> _WHAT YOU HAVE TO DO_: Present the following entries again, word for word and in full.

======== SUPPLIED MATERIAL ========

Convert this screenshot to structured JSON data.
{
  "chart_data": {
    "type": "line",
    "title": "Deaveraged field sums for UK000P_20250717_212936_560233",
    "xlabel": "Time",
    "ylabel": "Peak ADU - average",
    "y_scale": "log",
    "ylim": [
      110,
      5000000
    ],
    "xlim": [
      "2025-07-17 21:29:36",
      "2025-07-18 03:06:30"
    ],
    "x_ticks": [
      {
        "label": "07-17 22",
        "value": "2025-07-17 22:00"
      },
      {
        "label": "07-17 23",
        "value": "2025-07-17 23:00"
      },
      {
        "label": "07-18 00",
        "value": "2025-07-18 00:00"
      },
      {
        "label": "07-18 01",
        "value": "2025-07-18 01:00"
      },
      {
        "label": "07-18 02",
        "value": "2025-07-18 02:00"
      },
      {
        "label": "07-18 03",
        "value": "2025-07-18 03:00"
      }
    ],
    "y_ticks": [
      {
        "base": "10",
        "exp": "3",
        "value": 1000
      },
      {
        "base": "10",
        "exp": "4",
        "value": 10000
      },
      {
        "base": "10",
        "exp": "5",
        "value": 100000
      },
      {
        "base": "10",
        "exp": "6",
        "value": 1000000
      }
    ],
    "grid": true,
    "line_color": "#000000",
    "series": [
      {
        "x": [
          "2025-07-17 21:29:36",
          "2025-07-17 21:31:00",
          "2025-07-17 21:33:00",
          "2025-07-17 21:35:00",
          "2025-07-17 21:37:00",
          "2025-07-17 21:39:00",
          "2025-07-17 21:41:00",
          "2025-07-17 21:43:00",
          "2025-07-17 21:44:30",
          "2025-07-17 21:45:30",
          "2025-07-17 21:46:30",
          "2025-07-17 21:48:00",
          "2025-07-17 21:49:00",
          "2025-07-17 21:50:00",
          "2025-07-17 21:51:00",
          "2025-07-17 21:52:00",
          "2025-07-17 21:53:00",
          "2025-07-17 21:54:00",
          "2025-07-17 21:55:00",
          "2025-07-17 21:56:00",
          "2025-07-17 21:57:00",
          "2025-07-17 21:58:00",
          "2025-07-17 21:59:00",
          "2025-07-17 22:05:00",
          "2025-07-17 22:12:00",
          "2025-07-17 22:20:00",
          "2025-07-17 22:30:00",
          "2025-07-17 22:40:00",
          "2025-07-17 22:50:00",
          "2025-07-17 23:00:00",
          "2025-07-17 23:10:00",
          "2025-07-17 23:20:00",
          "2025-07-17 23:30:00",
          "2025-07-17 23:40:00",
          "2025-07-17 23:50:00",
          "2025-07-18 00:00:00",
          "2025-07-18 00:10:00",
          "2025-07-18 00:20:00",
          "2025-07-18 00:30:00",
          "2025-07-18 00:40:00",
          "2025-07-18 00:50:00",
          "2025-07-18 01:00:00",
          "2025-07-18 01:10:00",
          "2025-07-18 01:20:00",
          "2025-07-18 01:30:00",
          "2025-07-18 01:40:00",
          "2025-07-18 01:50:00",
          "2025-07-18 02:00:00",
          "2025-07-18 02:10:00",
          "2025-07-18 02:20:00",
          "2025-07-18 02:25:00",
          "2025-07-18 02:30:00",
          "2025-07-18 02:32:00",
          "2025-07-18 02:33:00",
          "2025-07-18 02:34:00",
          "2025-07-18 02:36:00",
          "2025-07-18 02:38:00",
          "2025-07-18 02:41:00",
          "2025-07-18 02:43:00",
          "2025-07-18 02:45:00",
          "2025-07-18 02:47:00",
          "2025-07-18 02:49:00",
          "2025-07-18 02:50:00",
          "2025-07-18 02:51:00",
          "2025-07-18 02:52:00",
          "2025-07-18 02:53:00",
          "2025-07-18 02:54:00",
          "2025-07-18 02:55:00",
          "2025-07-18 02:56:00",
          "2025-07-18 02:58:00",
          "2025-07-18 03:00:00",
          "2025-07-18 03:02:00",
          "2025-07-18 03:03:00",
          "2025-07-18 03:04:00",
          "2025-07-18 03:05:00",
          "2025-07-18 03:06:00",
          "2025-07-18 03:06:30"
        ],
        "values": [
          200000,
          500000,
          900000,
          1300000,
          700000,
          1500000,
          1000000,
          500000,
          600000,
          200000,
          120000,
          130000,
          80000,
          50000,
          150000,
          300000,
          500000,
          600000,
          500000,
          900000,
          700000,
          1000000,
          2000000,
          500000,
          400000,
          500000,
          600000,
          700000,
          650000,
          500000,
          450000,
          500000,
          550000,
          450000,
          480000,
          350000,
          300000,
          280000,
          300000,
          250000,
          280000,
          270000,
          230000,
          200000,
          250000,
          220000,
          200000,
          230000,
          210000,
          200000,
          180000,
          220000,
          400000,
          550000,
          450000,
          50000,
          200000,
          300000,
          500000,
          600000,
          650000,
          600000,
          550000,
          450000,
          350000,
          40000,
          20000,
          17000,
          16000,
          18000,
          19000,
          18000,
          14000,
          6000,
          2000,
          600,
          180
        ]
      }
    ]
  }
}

========

> _EXERCISE SOLUTION_:
Convert this screenshot to structured JSON data.
{
  "chart_data": {
    "type": "line",
    "title": "Deaveraged field sums for UK000P_20250717_212936_560233",
    "xlabel": "Time",
    "ylabel": "Peak ADU - average",
    "y_scale": "log",
    "ylim": [
      110,
      5000000
    ],
    "xlim": [
      "2025-07-17 21:29:36",
      "2025-07-18 03:06:30"
    ],
    "x_ticks": [
      {
        "label": "07-17 22",
        "value": "2025-07-17 22:00"
      },
      {
        "label": "07-17 23",
        "value": "2025-07-17 23:00"
      },
      {
        "label": "07-18 00",
        "value": "2025-07-18 00:00"
      },
      {
        "label": "07-18 01",
        "value": "2025-07-18 01:00"
      },
      {
        "label": "07-18 02",
        "value": "2025-07-18 02:00"
      },
      {
        "label": "07-18 03",
        "value": "2025-07-18 03:00"
      }
    ],
    "y_ticks": [
      {
        "base": "10",
        "exp": "3",
        "value": 1000
      },
      {
        "base": "10",
        "exp": "4",
        "value": 10000
      },
      {
        "base": "10",
        "exp": "5",
        "value": 100000
      },
      {
        "base": "10",
        "exp": "6",
        "value": 1000000
      }
    ],
    "grid": true,
    "line_color": "#000000",
    "series": [
      {
        "x": [
          "2025-07-17 21:29:36",
          "2025-07-17 21:31:00",
          "2025-07-17 21:33:00",
          "2025-07-17 21:35:00",
          "2025-07-17 21:37:00",
          "2025-07-17 21:39:00",
          "2025-07-17 21:41:00",
          "2025-07-17 21:43:00",
          "2025-07-17 21:44:30",
          "2025-07-17 21:45:30",
          "2025-07-17 21:46:30",
          "2025-07-17 21:48:00",
          "2025-07-17 21:49:00",
          "2025-07-17 21:50:00",
          "2025-07-17 21:51:00",
          "2025-07-17 21:52:00",
          "2025-07-17 21:53:00",
          "2025-07-17 21:54:00",
          "2025-07-17 21:55:00",
          "2025-07-17 21:56:00",
          "2025-07-17 21:57:00",
          "2025-07-17 21:58:00",
          "2025-07-17 21:59:00",
          "2025-07-17 22:05:00",
          "2025-07-17 22:12:00",
          "2025-07-17 22:20:00",
          "2025-07-17 22:30:00",
          "2025-07-17 22:40:00",
          "2025-07-17 22:50:00",
          "2025-07-17 23:00:00",
          "2025-07-17 23:10:00",
          "2025-07-17 23:20:00",
          "2025-07-17 23:30:00",
          "2025-07-17 23:40:00",
          "2025-07-17 23:50:00",
          "2025-07-18 00:00:00",
          "2025-07-18 00:10:00",
          "2025-07-18 00:20:00",
          "2025-07-18 00:30:00",
          "2025-07-18 00:40:00",
          "2025-07-18 00:50:00",
          "2025-07-18 01:00:00",
          "2025-07-18 01:10:00",
          "2025-07-18 01:20:00",
          "2025-07-18 01:30:00",
          "2025-07-18 01:40:00",
          "2025-07-18 01:50:00",
          "2025-07-18 02:00:00",
          "2025-07-18 02:10:00",
          "2025-07-18 02:20:00",
          "2025-07-18 02:25:00",
          "2025-07-18 02:30:00",
          "2025-07-18 02:32:00",
          "2025-07-18 02:33:00",
          "2025-07-18 02:34:00",
          "2025-07-18 02:36:00",
          "2025-07-18 02:38:00",
          "2025-07-18 02:41:00",
          "2025-07-18 02:43:00",
          "2025-07-18 02:45:00",
          "2025-07-18 02:47:00",
          "2025-07-18 02:49:00",
          "2025-07-18 02:50:00",
          "2025-07-18 02:51:00",
          "2025-07-18 02:52:00",
          "2025-07-18 02:53:00",
          "2025-07-18 02:54:00",
          "2025-07-18 02:55:00",
          "2025-07-18 02:56:00",
          "2025-07-18 02:58:00",
          "2025-07-18 03:00:00",
          "2025-07-18 03:02:00",
          "2025-07-18 03:03:00",
          "2025-07-18 03:04:00",
          "2025-07-18 03:05:00",
          "2025-07-18 03:06:00",
          "2025-07-18 03:06:30"
        ],
        "values": [
          200000,
          500000,
          900000,
          1300000,
          700000,
          1500000,
          1000000,
          500000,
          600000,
          200000,
          120000,
          130000,
          80000,
          50000,
          150000,
          300000,
          500000,
          600000,
          500000,
          900000,
          700000,
          1000000,
          2000000,
          500000,
          400000,
          500000,
          600000,
          700000,
          650000,
          500000,
          450000,
          500000,
          550000,
          450000,
          480000,
          350000,
          300000,
          280000,
          300000,
          250000,
          280000,
          270000,
          230000,
          200000,
          250000,
          220000,
          200000,
          230000,
          210000,
          200000,
          180000,
          220000,
          400000,
          550000,
          450000,
          50000,
          200000,
          300000,
          500000,
          600000,
          650000,
          600000,
          550000,
          450000,
          350000,
          40000,
          20000,
          17000,
          16000,
          18000,
          19000,
          18000,
          14000,
          6000,
          2000,
          600,
          180
        ]
      }
    ]
  }
}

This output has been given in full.